**Material to process**.
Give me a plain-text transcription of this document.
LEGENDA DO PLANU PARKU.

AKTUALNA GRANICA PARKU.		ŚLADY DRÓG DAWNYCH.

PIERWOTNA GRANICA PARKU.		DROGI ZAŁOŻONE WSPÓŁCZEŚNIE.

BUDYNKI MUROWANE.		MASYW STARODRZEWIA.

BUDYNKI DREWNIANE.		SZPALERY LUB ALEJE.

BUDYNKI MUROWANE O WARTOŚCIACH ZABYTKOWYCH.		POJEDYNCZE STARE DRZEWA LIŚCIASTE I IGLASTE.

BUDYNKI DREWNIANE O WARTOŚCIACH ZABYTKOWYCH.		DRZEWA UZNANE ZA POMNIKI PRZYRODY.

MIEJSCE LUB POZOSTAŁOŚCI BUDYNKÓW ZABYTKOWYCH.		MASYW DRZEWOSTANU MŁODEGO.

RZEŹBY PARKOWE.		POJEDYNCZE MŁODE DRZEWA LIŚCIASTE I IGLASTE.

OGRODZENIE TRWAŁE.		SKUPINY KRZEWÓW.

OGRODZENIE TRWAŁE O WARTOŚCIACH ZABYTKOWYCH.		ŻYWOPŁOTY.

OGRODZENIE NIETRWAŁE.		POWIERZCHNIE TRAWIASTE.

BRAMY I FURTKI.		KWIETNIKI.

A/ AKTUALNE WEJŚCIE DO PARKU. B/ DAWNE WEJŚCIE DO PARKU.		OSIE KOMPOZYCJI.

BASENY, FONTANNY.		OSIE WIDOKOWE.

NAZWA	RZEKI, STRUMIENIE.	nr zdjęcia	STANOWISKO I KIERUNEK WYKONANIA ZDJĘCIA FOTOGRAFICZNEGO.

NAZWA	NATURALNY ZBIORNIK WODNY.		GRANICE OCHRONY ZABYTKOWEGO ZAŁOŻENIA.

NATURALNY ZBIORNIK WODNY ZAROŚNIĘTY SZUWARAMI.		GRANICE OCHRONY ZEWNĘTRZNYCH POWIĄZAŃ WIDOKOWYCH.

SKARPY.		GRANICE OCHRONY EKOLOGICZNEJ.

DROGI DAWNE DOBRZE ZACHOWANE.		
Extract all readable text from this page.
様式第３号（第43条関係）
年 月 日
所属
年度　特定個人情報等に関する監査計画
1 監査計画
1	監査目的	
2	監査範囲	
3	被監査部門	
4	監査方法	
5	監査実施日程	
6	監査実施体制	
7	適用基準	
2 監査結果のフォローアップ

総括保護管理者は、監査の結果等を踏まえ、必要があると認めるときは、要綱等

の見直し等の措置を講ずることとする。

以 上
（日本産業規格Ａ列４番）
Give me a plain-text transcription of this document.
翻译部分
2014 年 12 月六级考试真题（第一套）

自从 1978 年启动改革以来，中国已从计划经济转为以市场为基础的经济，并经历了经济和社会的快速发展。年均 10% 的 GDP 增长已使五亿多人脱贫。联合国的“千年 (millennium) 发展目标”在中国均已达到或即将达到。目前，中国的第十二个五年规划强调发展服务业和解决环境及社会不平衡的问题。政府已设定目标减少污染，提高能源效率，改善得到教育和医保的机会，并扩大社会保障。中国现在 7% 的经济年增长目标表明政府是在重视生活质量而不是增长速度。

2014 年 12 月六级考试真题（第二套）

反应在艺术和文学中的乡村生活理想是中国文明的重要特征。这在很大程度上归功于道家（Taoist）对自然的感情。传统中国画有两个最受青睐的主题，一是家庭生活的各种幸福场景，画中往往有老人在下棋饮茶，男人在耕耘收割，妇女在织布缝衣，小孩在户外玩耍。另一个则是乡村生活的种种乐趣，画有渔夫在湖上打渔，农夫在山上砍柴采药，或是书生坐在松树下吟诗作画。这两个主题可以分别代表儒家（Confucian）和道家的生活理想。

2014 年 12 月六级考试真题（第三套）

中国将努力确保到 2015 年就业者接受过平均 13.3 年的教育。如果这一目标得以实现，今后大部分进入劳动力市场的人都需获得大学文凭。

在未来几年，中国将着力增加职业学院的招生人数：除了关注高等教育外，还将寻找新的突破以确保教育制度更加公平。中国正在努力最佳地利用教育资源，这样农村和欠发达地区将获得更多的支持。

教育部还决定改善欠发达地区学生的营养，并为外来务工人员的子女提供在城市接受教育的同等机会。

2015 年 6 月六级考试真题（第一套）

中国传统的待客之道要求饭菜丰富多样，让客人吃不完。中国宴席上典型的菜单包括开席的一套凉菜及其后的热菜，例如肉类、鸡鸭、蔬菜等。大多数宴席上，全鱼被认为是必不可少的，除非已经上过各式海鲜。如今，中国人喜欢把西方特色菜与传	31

**Written exercise**. Restate the data above exactly, keeping each word as it stands.

**Output below**.
Give me a plain-text transcription of this document.
LEGENDA DO PLANU PARKU.

AKTUALNA GRANICA PARKU.		ŚLADY DRÓG DAWNYCH.

PIERWOTNA GRANICA PARKU.		DROGI ZAŁOŻONE WSPÓŁCZEŚNIE.

BUDYNKI MUROWANE.		MASYW STARODRZEWIA.

BUDYNKI DREWNIANE.		SZPALERY LUB ALEJE.

BUDYNKI MUROWANE O WARTOŚCIACH ZABYTKOWYCH.		POJEDYNCZE STARE DRZEWA LIŚCIASTE I IGLASTE.

BUDYNKI DREWNIANE O WARTOŚCIACH ZABYTKOWYCH.		DRZEWA UZNANE ZA POMNIKI PRZYRODY.

MIEJSCE LUB POZOSTAŁOŚCI BUDYNKÓW ZABYTKOWYCH.		MASYW DRZEWOSTANU MŁODEGO.

RZEŹBY PARKOWE.		POJEDYNCZE MŁODE DRZEWA LIŚCIASTE I IGLASTE.

OGRODZENIE TRWAŁE.		SKUPINY KRZEWÓW.

OGRODZENIE TRWAŁE O WARTOŚCIACH ZABYTKOWYCH.		ŻYWOPŁOTY.

OGRODZENIE NIETRWAŁE.		POWIERZCHNIE TRAWIASTE.

BRAMY I FURTKI.		KWIETNIKI.

A/ AKTUALNE WEJŚCIE DO PARKU. B/ DAWNE WEJŚCIE DO PARKU.		OSIE KOMPOZYCJI.

BASENY, FONTANNY.		OSIE WIDOKOWE.

NAZWA	RZEKI, STRUMIENIE.	nr zdjęcia	STANOWISKO I KIERUNEK WYKONANIA ZDJĘCIA FOTOGRAFICZNEGO.

NAZWA	NATURALNY ZBIORNIK WODNY.		GRANICE OCHRONY ZABYTKOWEGO ZAŁOŻENIA.

NATURALNY ZBIORNIK WODNY ZAROŚNIĘTY SZUWARAMI.		GRANICE OCHRONY ZEWNĘTRZNYCH POWIĄZAŃ WIDOKOWYCH.

SKARPY.		GRANICE OCHRONY EKOLOGICZNEJ.

DROGI DAWNE DOBRZE ZACHOWANE.		
Extract all readable text from this page.
様式第３号（第43条関係）
年 月 日
所属
年度　特定個人情報等に関する監査計画
1 監査計画
1	監査目的	
2	監査範囲	
3	被監査部門	
4	監査方法	
5	監査実施日程	
6	監査実施体制	
7	適用基準	
2 監査結果のフォローアップ

総括保護管理者は、監査の結果等を踏まえ、必要があると認めるときは、要綱等

の見直し等の措置を講ずることとする。

以 上
（日本産業規格Ａ列４番）
Give me a plain-text transcription of this document.
翻译部分
2014 年 12 月六级考试真题（第一套）

自从 1978 年启动改革以来，中国已从计划经济转为以市场为基础的经济，并经历了经济和社会的快速发展。年均 10% 的 GDP 增长已使五亿多人脱贫。联合国的“千年 (millennium) 发展目标”在中国均已达到或即将达到。目前，中国的第十二个五年规划强调发展服务业和解决环境及社会不平衡的问题。政府已设定目标减少污染，提高能源效率，改善得到教育和医保的机会，并扩大社会保障。中国现在 7% 的经济年增长目标表明政府是在重视生活质量而不是增长速度。

2014 年 12 月六级考试真题（第二套）

反应在艺术和文学中的乡村生活理想是中国文明的重要特征。这在很大程度上归功于道家（Taoist）对自然的感情。传统中国画有两个最受青睐的主题，一是家庭生活的各种幸福场景，画中往往有老人在下棋饮茶，男人在耕耘收割，妇女在织布缝衣，小孩在户外玩耍。另一个则是乡村生活的种种乐趣，画有渔夫在湖上打渔，农夫在山上砍柴采药，或是书生坐在松树下吟诗作画。这两个主题可以分别代表儒家（Confucian）和道家的生活理想。

2014 年 12 月六级考试真题（第三套）

中国将努力确保到 2015 年就业者接受过平均 13.3 年的教育。如果这一目标得以实现，今后大部分进入劳动力市场的人都需获得大学文凭。

在未来几年，中国将着力增加职业学院的招生人数：除了关注高等教育外，还将寻找新的突破以确保教育制度更加公平。中国正在努力最佳地利用教育资源，这样农村和欠发达地区将获得更多的支持。

教育部还决定改善欠发达地区学生的营养，并为外来务工人员的子女提供在城市接受教育的同等机会。

2015 年 6 月六级考试真题（第一套）

中国传统的待客之道要求饭菜丰富多样，让客人吃不完。中国宴席上典型的菜单包括开席的一套凉菜及其后的热菜，例如肉类、鸡鸭、蔬菜等。大多数宴席上，全鱼被认为是必不可少的，除非已经上过各式海鲜。如今，中国人喜欢把西方特色菜与传	31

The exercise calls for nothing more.